* [SET TASK]: Using the listing below, select the lines with the word "values" and copy them.

Records from a collection of figures:
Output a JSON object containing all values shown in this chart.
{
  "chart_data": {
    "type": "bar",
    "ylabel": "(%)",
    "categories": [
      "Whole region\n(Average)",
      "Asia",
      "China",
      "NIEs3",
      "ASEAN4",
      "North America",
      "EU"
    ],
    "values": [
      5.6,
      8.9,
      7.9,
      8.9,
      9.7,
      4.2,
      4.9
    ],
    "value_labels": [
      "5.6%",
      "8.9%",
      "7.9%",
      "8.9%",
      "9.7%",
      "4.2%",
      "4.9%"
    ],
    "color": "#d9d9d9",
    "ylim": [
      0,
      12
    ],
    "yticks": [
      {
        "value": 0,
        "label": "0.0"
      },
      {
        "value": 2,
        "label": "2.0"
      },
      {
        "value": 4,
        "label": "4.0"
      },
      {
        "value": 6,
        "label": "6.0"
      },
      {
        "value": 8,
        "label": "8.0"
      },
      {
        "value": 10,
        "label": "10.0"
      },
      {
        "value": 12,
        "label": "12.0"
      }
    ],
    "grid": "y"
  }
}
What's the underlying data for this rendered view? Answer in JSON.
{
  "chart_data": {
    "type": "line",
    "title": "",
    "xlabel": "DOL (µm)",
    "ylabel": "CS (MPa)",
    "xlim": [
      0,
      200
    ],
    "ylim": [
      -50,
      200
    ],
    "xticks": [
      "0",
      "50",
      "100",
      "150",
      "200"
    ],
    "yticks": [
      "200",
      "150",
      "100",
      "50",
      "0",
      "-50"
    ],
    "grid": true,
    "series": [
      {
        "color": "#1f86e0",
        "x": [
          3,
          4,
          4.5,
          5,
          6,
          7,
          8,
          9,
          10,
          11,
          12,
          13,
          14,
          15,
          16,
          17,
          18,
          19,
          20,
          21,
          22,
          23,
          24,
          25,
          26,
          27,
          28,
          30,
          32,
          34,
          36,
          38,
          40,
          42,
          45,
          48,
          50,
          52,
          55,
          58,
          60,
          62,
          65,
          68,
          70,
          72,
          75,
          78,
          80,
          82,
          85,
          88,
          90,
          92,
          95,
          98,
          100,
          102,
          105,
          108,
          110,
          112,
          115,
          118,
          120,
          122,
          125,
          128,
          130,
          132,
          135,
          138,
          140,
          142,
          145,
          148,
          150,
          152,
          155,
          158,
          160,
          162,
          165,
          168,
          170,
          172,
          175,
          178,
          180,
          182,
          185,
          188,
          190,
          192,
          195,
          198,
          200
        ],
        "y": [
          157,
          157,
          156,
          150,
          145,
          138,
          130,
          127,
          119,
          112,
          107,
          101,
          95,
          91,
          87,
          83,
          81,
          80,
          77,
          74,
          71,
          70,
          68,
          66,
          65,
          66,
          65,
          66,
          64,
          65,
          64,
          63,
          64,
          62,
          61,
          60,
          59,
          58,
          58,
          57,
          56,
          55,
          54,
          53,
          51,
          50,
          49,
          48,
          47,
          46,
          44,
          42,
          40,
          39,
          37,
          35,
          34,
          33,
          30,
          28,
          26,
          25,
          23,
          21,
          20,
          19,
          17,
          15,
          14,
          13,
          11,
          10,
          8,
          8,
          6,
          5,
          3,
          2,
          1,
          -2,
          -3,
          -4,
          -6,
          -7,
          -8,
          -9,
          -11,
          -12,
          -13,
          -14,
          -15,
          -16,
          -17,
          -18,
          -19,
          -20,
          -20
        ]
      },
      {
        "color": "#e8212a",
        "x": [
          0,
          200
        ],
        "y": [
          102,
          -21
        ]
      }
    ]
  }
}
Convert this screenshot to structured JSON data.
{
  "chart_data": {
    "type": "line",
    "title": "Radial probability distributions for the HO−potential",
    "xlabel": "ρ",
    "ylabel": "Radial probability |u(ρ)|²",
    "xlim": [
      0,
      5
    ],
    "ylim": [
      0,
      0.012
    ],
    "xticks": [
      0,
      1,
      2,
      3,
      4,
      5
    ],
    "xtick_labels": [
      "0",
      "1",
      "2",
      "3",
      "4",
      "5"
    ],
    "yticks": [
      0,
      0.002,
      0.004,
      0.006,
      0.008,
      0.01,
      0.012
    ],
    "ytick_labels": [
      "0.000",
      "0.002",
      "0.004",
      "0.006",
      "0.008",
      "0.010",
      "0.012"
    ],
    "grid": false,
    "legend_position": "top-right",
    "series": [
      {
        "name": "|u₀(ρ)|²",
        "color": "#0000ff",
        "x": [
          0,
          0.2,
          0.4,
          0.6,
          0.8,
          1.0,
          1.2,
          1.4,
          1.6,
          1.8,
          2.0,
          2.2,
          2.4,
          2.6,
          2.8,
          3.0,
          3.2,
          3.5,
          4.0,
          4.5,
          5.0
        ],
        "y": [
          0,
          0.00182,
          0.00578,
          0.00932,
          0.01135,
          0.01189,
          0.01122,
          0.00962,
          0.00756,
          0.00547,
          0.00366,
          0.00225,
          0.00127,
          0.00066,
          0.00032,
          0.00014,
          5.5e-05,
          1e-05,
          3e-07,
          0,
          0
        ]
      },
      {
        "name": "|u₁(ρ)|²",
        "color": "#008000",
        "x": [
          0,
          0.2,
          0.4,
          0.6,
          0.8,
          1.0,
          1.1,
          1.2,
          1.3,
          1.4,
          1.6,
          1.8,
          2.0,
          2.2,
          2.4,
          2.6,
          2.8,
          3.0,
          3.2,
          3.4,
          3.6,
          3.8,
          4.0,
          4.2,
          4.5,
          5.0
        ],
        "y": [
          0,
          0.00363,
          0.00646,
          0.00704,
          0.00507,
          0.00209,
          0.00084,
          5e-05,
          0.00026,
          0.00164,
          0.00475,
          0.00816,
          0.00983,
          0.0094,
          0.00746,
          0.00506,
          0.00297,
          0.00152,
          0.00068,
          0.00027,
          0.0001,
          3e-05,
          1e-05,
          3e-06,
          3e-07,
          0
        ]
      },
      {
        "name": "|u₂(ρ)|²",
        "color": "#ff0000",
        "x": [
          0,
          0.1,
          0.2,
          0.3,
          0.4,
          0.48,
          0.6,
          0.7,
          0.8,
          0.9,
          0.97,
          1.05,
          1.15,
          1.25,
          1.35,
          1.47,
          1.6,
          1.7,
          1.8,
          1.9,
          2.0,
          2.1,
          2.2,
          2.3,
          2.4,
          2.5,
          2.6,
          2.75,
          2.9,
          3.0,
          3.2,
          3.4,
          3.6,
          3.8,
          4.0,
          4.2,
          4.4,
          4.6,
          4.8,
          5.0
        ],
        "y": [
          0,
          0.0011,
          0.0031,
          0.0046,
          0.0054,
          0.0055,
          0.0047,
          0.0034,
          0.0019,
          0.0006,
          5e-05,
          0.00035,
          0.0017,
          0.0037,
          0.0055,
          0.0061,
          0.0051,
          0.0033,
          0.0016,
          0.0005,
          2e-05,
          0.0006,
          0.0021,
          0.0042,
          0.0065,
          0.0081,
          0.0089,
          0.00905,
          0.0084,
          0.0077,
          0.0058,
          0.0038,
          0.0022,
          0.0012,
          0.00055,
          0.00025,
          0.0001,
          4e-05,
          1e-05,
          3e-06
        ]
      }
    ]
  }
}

* [CORRECT RESPONSE]:
Output a JSON object containing all values shown in this chart.
    "values": [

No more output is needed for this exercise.